--- START OF Data shown ---

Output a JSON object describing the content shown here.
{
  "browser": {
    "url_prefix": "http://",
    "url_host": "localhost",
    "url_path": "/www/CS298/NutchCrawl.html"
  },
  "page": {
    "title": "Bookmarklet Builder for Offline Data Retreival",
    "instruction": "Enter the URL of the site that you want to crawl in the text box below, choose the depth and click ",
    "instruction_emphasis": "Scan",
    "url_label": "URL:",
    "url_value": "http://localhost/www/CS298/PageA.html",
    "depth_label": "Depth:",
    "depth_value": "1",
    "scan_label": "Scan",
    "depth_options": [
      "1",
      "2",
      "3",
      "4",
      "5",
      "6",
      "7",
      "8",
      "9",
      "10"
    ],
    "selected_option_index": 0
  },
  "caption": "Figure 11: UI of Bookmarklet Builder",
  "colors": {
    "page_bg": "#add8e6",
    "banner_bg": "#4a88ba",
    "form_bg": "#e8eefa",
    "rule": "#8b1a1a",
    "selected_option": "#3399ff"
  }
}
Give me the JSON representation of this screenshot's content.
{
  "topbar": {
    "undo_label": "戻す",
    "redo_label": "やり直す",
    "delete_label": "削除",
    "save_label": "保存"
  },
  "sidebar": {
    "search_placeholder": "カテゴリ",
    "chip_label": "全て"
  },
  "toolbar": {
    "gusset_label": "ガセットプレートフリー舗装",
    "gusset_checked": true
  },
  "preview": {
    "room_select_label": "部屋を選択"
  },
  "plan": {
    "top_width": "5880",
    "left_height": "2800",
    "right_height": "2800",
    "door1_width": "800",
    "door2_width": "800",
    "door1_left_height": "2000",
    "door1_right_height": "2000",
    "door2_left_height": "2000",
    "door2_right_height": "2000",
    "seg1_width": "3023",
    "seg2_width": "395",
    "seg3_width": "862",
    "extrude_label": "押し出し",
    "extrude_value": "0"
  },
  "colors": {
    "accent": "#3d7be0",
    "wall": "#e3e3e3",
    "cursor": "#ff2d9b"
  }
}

--- END OF Data shown ---

Gather each line from the listing above that holds "Scan".

- Result below
    "instruction_emphasis": "Scan",
    "scan_label": "Scan",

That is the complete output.